→ STATED GOAL: Every line of the material below should be repeated exactly.

→ MATERIAL FOR THIS TASK:
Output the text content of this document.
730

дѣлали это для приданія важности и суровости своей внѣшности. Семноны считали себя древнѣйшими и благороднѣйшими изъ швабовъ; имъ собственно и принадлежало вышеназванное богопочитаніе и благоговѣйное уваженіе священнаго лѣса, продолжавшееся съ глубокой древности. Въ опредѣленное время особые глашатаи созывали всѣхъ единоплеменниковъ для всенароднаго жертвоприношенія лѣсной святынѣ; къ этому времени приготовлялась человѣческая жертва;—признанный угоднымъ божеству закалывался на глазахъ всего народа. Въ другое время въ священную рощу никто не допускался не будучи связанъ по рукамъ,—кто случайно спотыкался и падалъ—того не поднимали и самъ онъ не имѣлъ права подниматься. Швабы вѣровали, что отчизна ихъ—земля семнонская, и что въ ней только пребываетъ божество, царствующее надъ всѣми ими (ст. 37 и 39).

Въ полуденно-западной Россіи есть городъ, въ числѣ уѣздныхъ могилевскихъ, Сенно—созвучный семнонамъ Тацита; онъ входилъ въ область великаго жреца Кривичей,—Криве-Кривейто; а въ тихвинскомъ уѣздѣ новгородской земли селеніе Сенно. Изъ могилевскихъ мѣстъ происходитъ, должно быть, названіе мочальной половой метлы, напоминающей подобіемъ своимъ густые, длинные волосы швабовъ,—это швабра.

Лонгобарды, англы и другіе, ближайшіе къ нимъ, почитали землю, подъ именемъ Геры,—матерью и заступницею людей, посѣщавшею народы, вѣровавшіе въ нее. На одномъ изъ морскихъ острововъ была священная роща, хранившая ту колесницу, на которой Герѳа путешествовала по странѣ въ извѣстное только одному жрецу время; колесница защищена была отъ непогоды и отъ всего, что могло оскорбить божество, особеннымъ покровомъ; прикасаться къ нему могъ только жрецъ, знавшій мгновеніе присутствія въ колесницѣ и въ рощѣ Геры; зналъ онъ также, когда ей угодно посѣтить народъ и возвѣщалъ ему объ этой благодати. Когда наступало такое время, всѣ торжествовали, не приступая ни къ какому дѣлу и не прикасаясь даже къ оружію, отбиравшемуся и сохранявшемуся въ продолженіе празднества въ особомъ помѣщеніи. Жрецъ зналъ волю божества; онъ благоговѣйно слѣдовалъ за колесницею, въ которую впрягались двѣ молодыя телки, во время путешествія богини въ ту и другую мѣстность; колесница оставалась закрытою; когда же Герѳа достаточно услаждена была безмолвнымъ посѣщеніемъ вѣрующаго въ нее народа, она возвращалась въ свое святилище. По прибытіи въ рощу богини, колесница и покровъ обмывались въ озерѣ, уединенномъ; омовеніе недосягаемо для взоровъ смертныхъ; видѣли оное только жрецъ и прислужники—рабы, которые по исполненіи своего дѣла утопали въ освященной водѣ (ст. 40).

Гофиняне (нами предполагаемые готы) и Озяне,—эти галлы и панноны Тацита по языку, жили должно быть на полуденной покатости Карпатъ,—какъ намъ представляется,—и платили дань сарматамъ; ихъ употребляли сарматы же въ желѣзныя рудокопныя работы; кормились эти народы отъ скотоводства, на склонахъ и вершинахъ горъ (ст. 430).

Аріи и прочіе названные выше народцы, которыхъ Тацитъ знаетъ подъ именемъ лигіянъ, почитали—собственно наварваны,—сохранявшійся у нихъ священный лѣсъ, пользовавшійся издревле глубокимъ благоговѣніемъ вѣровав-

→ TASK SOLUTION:
Output the text content of this document.
730

дѣлали это для приданія важности и суровости своей внѣшности. Семноны считали себя древнѣйшими и благороднѣйшими изъ швабовъ; имъ собственно и принадлежало вышеназванное богопочитаніе и благоговѣйное уваженіе священнаго лѣса, продолжавшееся съ глубокой древности. Въ опредѣленное время особые глашатаи созывали всѣхъ единоплеменниковъ для всенароднаго жертвоприношенія лѣсной святынѣ; къ этому времени приготовлялась человѣческая жертва;—признанный угоднымъ божеству закалывался на глазахъ всего народа. Въ другое время въ священную рощу никто не допускался не будучи связанъ по рукамъ,—кто случайно спотыкался и падалъ—того не поднимали и самъ онъ не имѣлъ права подниматься. Швабы вѣровали, что отчизна ихъ—земля семнонская, и что въ ней только пребываетъ божество, царствующее надъ всѣми ими (ст. 37 и 39).

Въ полуденно-западной Россіи есть городъ, въ числѣ уѣздныхъ могилевскихъ, Сенно—созвучный семнонамъ Тацита; онъ входилъ въ область великаго жреца Кривичей,—Криве-Кривейто; а въ тихвинскомъ уѣздѣ новгородской земли селеніе Сенно. Изъ могилевскихъ мѣстъ происходитъ, должно быть, названіе мочальной половой метлы, напоминающей подобіемъ своимъ густые, длинные волосы швабовъ,—это швабра.

Лонгобарды, англы и другіе, ближайшіе къ нимъ, почитали землю, подъ именемъ Геры,—матерью и заступницею людей, посѣщавшею народы, вѣровавшіе въ нее. На одномъ изъ морскихъ острововъ была священная роща, хранившая ту колесницу, на которой Герѳа путешествовала по странѣ въ извѣстное только одному жрецу время; колесница защищена была отъ непогоды и отъ всего, что могло оскорбить божество, особеннымъ покровомъ; прикасаться къ нему могъ только жрецъ, знавшій мгновеніе присутствія въ колесницѣ и въ рощѣ Геры; зналъ онъ также, когда ей угодно посѣтить народъ и возвѣщалъ ему объ этой благодати. Когда наступало такое время, всѣ торжествовали, не приступая ни къ какому дѣлу и не прикасаясь даже къ оружію, отбиравшемуся и сохранявшемуся въ продолженіе празднества въ особомъ помѣщеніи. Жрецъ зналъ волю божества; онъ благоговѣйно слѣдовалъ за колесницею, въ которую впрягались двѣ молодыя телки, во время путешествія богини въ ту и другую мѣстность; колесница оставалась закрытою; когда же Герѳа достаточно услаждена была безмолвнымъ посѣщеніемъ вѣрующаго въ нее народа, она возвращалась въ свое святилище. По прибытіи въ рощу богини, колесница и покровъ обмывались въ озерѣ, уединенномъ; омовеніе недосягаемо для взоровъ смертныхъ; видѣли оное только жрецъ и прислужники—рабы, которые по исполненіи своего дѣла утопали въ освященной водѣ (ст. 40).

Гофиняне (нами предполагаемые готы) и Озяне,—эти галлы и панноны Тацита по языку, жили должно быть на полуденной покатости Карпатъ,—какъ намъ представляется,—и платили дань сарматамъ; ихъ употребляли сарматы же въ желѣзныя рудокопныя работы; кормились эти народы отъ скотоводства, на склонахъ и вершинахъ горъ (ст. 430).

Аріи и прочіе названные выше народцы, которыхъ Тацитъ знаетъ подъ именемъ лигіянъ, почитали—собственно наварваны,—сохранявшійся у нихъ священный лѣсъ, пользовавшійся издревле глубокимъ благоговѣніемъ вѣровав-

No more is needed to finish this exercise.